Directions for this task: Transcribe all of the data exactly. Omit the pictures.

The records:
◇ ◇ ◇ ◇

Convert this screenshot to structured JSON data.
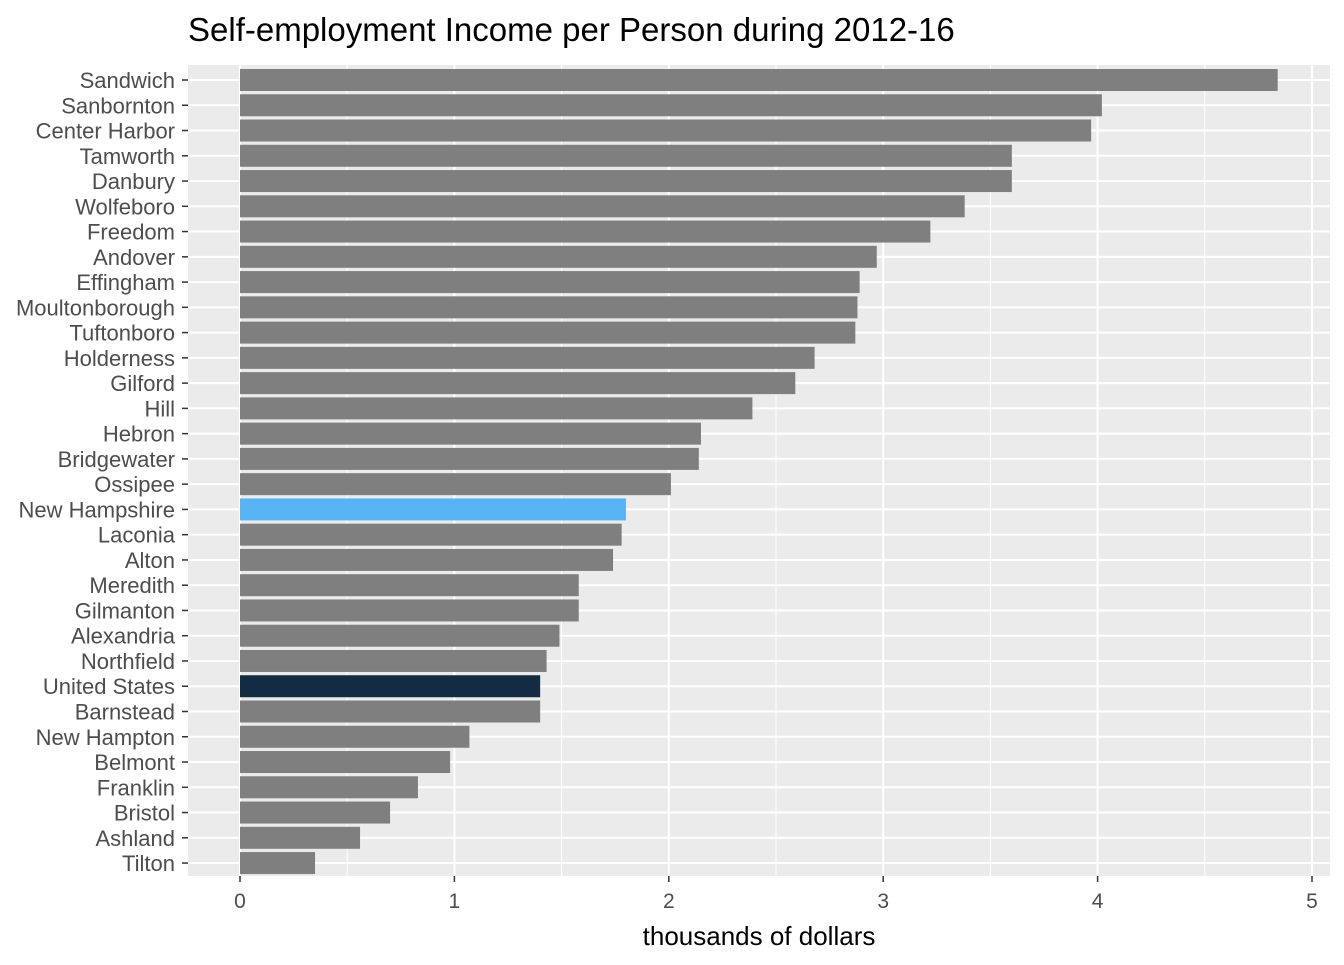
{
  "chart_data": {
    "type": "bar",
    "orientation": "horizontal",
    "title": "Self-employment Income per Person during 2012-16",
    "xlabel": "thousands of dollars",
    "ylabel": "",
    "xlim": [
      0,
      5
    ],
    "xticks": [
      0,
      1,
      2,
      3,
      4,
      5
    ],
    "grid": true,
    "legend": "none",
    "colors": {
      "default": "#7f7f7f",
      "New Hampshire": "#56b4f5",
      "United States": "#132b43",
      "panel": "#ebebeb",
      "grid": "#ffffff"
    },
    "categories": [
      "Sandwich",
      "Sanbornton",
      "Center Harbor",
      "Tamworth",
      "Danbury",
      "Wolfeboro",
      "Freedom",
      "Andover",
      "Effingham",
      "Moultonborough",
      "Tuftonboro",
      "Holderness",
      "Gilford",
      "Hill",
      "Hebron",
      "Bridgewater",
      "Ossipee",
      "New Hampshire",
      "Laconia",
      "Alton",
      "Meredith",
      "Gilmanton",
      "Alexandria",
      "Northfield",
      "United States",
      "Barnstead",
      "New Hampton",
      "Belmont",
      "Franklin",
      "Bristol",
      "Ashland",
      "Tilton"
    ],
    "values": [
      4.84,
      4.02,
      3.97,
      3.6,
      3.6,
      3.38,
      3.22,
      2.97,
      2.89,
      2.88,
      2.87,
      2.68,
      2.59,
      2.39,
      2.15,
      2.14,
      2.01,
      1.8,
      1.78,
      1.74,
      1.58,
      1.58,
      1.49,
      1.43,
      1.4,
      1.4,
      1.07,
      0.98,
      0.83,
      0.7,
      0.56,
      0.35
    ]
  }
}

◇ ◇ ◇ ◇

Expected answer:
Convert this screenshot to structured JSON data.
{
  "chart_data": {
    "type": "bar",
    "orientation": "horizontal",
    "title": "Self-employment Income per Person during 2012-16",
    "xlabel": "thousands of dollars",
    "ylabel": "",
    "xlim": [
      0,
      5
    ],
    "xticks": [
      0,
      1,
      2,
      3,
      4,
      5
    ],
    "grid": true,
    "legend": "none",
    "colors": {
      "default": "#7f7f7f",
      "New Hampshire": "#56b4f5",
      "United States": "#132b43",
      "panel": "#ebebeb",
      "grid": "#ffffff"
    },
    "categories": [
      "Sandwich",
      "Sanbornton",
      "Center Harbor",
      "Tamworth",
      "Danbury",
      "Wolfeboro",
      "Freedom",
      "Andover",
      "Effingham",
      "Moultonborough",
      "Tuftonboro",
      "Holderness",
      "Gilford",
      "Hill",
      "Hebron",
      "Bridgewater",
      "Ossipee",
      "New Hampshire",
      "Laconia",
      "Alton",
      "Meredith",
      "Gilmanton",
      "Alexandria",
      "Northfield",
      "United States",
      "Barnstead",
      "New Hampton",
      "Belmont",
      "Franklin",
      "Bristol",
      "Ashland",
      "Tilton"
    ],
    "values": [
      4.84,
      4.02,
      3.97,
      3.6,
      3.6,
      3.38,
      3.22,
      2.97,
      2.89,
      2.88,
      2.87,
      2.68,
      2.59,
      2.39,
      2.15,
      2.14,
      2.01,
      1.8,
      1.78,
      1.74,
      1.58,
      1.58,
      1.49,
      1.43,
      1.4,
      1.4,
      1.07,
      0.98,
      0.83,
      0.7,
      0.56,
      0.35
    ]
  }
}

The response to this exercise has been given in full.